[Source records]
★ ★ ★ ★ ★ ★ ★

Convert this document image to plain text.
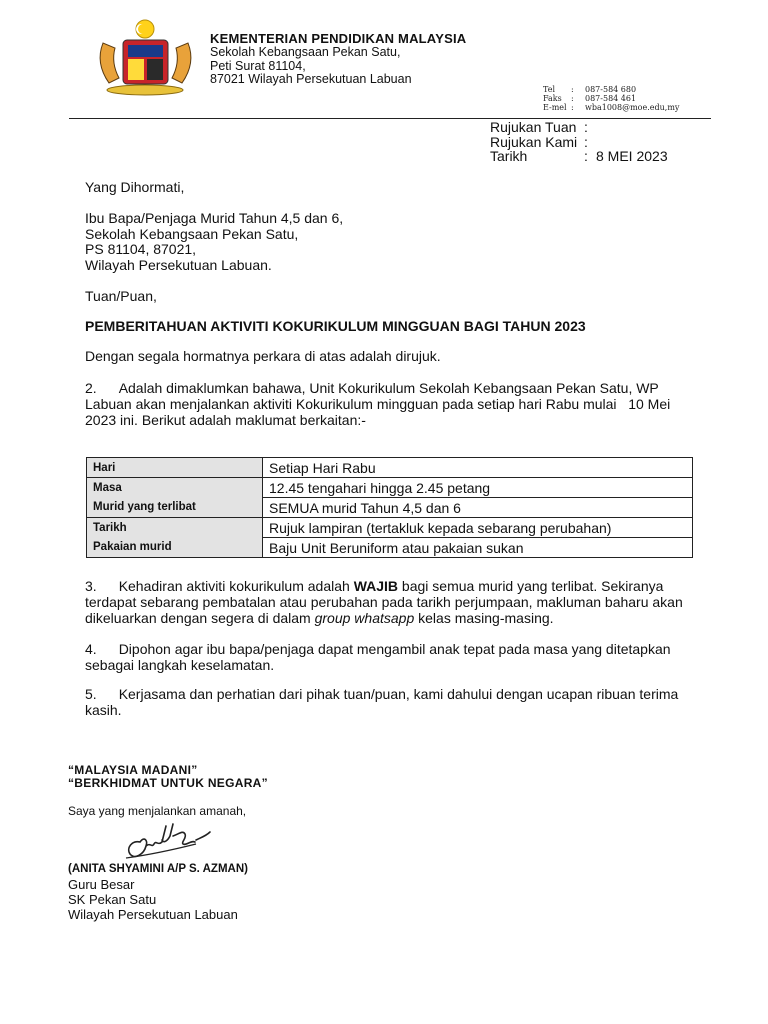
KEMENTERIAN PENDIDIKAN MALAYSIA
Sekolah Kebangsaan Pekan Satu,
Peti Surat 81104,
87021 Wilayah Persekutuan Labuan
Tel : 087-584 680
Faks : 087-584 461
E-mel : wba1008@moe.edu,my
Rujukan Tuan :
Rujukan Kami :
Tarikh	: 8 MEI 2023
Yang Dihormati,
Ibu Bapa/Penjaga Murid Tahun 4,5 dan 6,
Sekolah Kebangsaan Pekan Satu,
PS 81104, 87021,
Wilayah Persekutuan Labuan.
Tuan/Puan,
PEMBERITAHUAN AKTIVITI KOKURIKULUM MINGGUAN BAGI TAHUN 2023
Dengan segala hormatnya perkara di atas adalah dirujuk.
2. Adalah dimaklumkan bahawa, Unit Kokurikulum Sekolah Kebangsaan Pekan Satu, WP
Labuan akan menjalankan aktiviti Kokurikulum mingguan pada setiap hari Rabu mulai   10 Mei
2023 ini. Berikut adalah maklumat berkaitan:-
Hari	Setiap Hari Rabu
Masa	12.45 tengahari hingga 2.45 petang
Murid yang terlibat	SEMUA murid Tahun 4,5 dan 6
Tarikh	Rujuk lampiran (tertakluk kepada sebarang perubahan)
Pakaian murid	Baju Unit Beruniform atau pakaian sukan
3. Kehadiran aktiviti kokurikulum adalah WAJIB bagi semua murid yang terlibat. Sekiranya
terdapat sebarang pembatalan atau perubahan pada tarikh perjumpaan, makluman baharu akan
dikeluarkan dengan segera di dalam group whatsapp kelas masing-masing.
4. Dipohon agar ibu bapa/penjaga dapat mengambil anak tepat pada masa yang ditetapkan
sebagai langkah keselamatan.
5. Kerjasama dan perhatian dari pihak tuan/puan, kami dahului dengan ucapan ribuan terima
kasih.
“MALAYSIA MADANI”
“BERKHIDMAT UNTUK NEGARA”
Saya yang menjalankan amanah,
(ANITA SHYAMINI A/P S. AZMAN)
Guru Besar
SK Pekan Satu
Wilayah Persekutuan Labuan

★ ★ ★ ★ ★ ★ ★

■ Required work
Output all the records, word for word, with no pictures in the copy.

■ Response for this exercise
Convert this document image to plain text.
KEMENTERIAN PENDIDIKAN MALAYSIA
Sekolah Kebangsaan Pekan Satu,
Peti Surat 81104,
87021 Wilayah Persekutuan Labuan
Tel : 087-584 680
Faks : 087-584 461
E-mel : wba1008@moe.edu,my
Rujukan Tuan :
Rujukan Kami :
Tarikh	: 8 MEI 2023
Yang Dihormati,
Ibu Bapa/Penjaga Murid Tahun 4,5 dan 6,
Sekolah Kebangsaan Pekan Satu,
PS 81104, 87021,
Wilayah Persekutuan Labuan.
Tuan/Puan,
PEMBERITAHUAN AKTIVITI KOKURIKULUM MINGGUAN BAGI TAHUN 2023
Dengan segala hormatnya perkara di atas adalah dirujuk.
2. Adalah dimaklumkan bahawa, Unit Kokurikulum Sekolah Kebangsaan Pekan Satu, WP
Labuan akan menjalankan aktiviti Kokurikulum mingguan pada setiap hari Rabu mulai   10 Mei
2023 ini. Berikut adalah maklumat berkaitan:-
Hari	Setiap Hari Rabu
Masa	12.45 tengahari hingga 2.45 petang
Murid yang terlibat	SEMUA murid Tahun 4,5 dan 6
Tarikh	Rujuk lampiran (tertakluk kepada sebarang perubahan)
Pakaian murid	Baju Unit Beruniform atau pakaian sukan
3. Kehadiran aktiviti kokurikulum adalah WAJIB bagi semua murid yang terlibat. Sekiranya
terdapat sebarang pembatalan atau perubahan pada tarikh perjumpaan, makluman baharu akan
dikeluarkan dengan segera di dalam group whatsapp kelas masing-masing.
4. Dipohon agar ibu bapa/penjaga dapat mengambil anak tepat pada masa yang ditetapkan
sebagai langkah keselamatan.
5. Kerjasama dan perhatian dari pihak tuan/puan, kami dahului dengan ucapan ribuan terima
kasih.
“MALAYSIA MADANI”
“BERKHIDMAT UNTUK NEGARA”
Saya yang menjalankan amanah,
(ANITA SHYAMINI A/P S. AZMAN)
Guru Besar
SK Pekan Satu
Wilayah Persekutuan Labuan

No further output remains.